[WHAT YOU NEED TO DO]
a – Rewrite the paragraph of the text about the CRB that starts "And instead of working with the process" in fewer words, keeping its main facts.
b – In the text about the CRB, copy word for word the part from "What really happened" up to and including "independently reviewing complaints.".

[DOCUMENT TEXT]
--------

What really happened is that Councilman @gudes490 started this process shortly after George Floyd's murder to make the CRB what it was supposed to have been in the first place: a body that can give the citizens confidence in their police by independently reviewing complaints.
And instead of working with the process, the PBA panicked. The CRB can't fire anybody or discipline anybody or even ask police any questions, but they panicked anyway. They hired lawyers and commissioned phony surveys and rounded up misinformed people to speak at meetings.
The Mayor and TPD also panicked because they didn't trust the legislative process unless they had absolute control over it. They didn't trust the CRB unless they had absolute control over it. As soon as it felt like they didn't hold all the leashes, they held a tantrum presser.
It's like the people who hated "Obamacare" but didn't oppose any particular part of it; they just didn't trust anything that wasn't their idea.

--------

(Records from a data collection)
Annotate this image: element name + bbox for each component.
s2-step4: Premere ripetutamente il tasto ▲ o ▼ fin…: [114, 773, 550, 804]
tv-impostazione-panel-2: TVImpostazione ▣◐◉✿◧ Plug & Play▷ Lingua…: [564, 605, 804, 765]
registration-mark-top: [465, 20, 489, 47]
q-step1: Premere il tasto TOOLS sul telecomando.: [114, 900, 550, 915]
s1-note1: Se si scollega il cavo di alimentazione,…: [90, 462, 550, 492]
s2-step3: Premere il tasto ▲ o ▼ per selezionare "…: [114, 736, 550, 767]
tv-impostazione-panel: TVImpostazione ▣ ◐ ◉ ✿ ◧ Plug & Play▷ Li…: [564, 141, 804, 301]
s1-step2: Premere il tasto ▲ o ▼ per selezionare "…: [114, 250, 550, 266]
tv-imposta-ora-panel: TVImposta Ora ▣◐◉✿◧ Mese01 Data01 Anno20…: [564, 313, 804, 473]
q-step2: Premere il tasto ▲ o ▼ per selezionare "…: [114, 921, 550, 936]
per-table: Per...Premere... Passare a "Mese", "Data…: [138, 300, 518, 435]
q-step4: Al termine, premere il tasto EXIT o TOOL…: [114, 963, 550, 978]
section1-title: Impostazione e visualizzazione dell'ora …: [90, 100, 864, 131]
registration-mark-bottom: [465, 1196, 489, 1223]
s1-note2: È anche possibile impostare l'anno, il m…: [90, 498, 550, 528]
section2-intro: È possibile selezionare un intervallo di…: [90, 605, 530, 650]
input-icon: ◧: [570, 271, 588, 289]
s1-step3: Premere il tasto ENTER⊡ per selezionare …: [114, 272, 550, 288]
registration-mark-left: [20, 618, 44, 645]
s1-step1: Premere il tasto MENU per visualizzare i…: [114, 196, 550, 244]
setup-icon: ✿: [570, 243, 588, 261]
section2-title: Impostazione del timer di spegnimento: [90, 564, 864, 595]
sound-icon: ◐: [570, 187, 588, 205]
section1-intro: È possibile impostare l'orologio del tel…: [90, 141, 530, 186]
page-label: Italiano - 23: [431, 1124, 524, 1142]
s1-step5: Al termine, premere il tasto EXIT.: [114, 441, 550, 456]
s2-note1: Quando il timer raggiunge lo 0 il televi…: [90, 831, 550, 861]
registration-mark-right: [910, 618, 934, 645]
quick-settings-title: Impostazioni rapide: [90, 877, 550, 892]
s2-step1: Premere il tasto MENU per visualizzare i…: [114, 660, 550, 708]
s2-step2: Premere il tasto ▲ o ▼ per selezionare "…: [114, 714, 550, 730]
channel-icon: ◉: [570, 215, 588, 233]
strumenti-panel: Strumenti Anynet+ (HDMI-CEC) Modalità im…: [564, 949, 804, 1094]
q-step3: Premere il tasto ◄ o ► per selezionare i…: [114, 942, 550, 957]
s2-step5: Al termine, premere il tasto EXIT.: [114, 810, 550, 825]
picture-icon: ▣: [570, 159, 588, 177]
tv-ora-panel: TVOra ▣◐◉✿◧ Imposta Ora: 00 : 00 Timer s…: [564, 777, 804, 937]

--------

[SOLVED TASKS]
a – The PBA panicked instead of working with the process, even though the CRB can't fire or discipline anyone or question police. It hired lawyers, commissioned phony surveys, and rounded up misinformed people to speak at meetings.

b –
What really happened is that Councilman @gudes490 started this process shortly after George Floyd's murder to make the CRB what it was supposed to have been in the first place: a body that can give the citizens confidence in their police by independently reviewing complaints.